- **What is asked**: Show each line that has the string "network" in it.

- **Provided material**:
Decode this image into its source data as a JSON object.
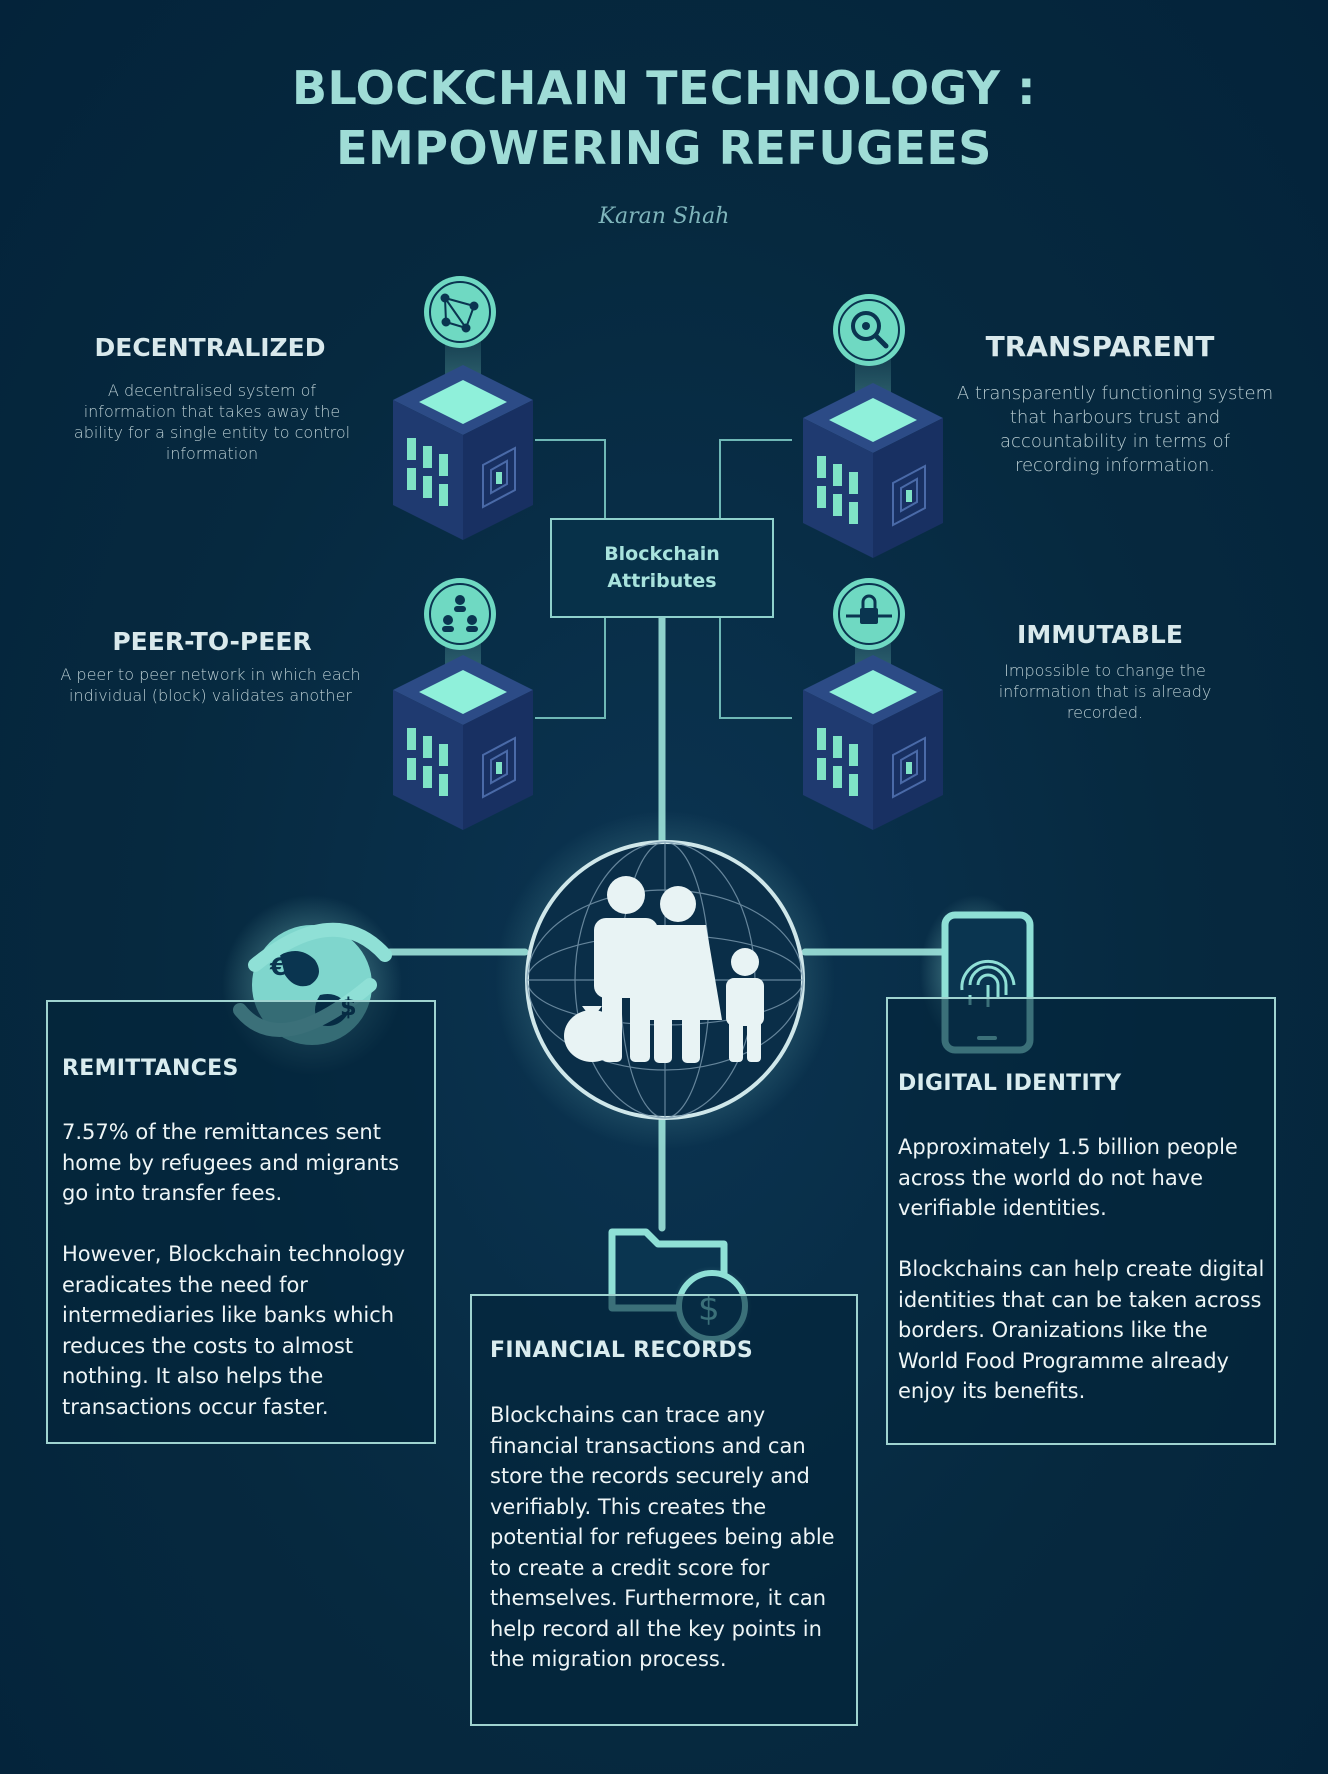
{
  "title_lines": [
    "BLOCKCHAIN TECHNOLOGY :",
    "EMPOWERING REFUGEES"
  ],
  "author": "Karan Shah",
  "attributes_box": "Blockchain Attributes",
  "attributes": {
    "decentralized": {
      "title": "DECENTRALIZED",
      "description": "A decentralised system of information that takes away the ability for a single entity to control information"
    },
    "transparent": {
      "title": "TRANSPARENT",
      "description": "A transparently functioning system that harbours trust and accountability in terms of recording information."
    },
    "peer_to_peer": {
      "title": "PEER-TO-PEER",
      "description": "A peer to peer network in which each individual (block) validates another"
    },
    "immutable": {
      "title": "IMMUTABLE",
      "description": "Impossible to change the information that is already recorded."
    }
  },
  "cards": {
    "remittances": {
      "title": "REMITTANCES",
      "text": "7.57% of the remittances sent home by refugees and migrants go into transfer fees.\n\nHowever, Blockchain technology eradicates the need for intermediaries like banks which reduces the costs to almost nothing. It also helps the transactions occur faster."
    },
    "financial_records": {
      "title": "FINANCIAL RECORDS",
      "text": "Blockchains can trace any financial transactions and can store the records securely and verifiably. This creates the potential for refugees being able to create a credit score for themselves.  Furthermore, it can help record all the key points in the migration process."
    },
    "digital_identity": {
      "title": "DIGITAL IDENTITY",
      "text": "Approximately 1.5 billion people across the world do not have verifiable identities.\n\nBlockchains can help create digital identities that can be taken across borders. Oranizations like the World Food Programme already enjoy its benefits."
    }
  },
  "colors": {
    "background": "#06293f",
    "accent": "#8fd1cc",
    "title": "#9fdcd6",
    "cube_top": "#7fe0cf"
  },
  "icons": [
    "network-icon",
    "search-eye-icon",
    "people-network-icon",
    "lock-chain-icon",
    "family-globe-icon",
    "globe-money-icon",
    "fingerprint-phone-icon",
    "folder-dollar-icon"
  ]
}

- **Result below**:
      "description": "A peer to peer network in which each individual (block) validates another"
    "network-icon",
    "people-network-icon",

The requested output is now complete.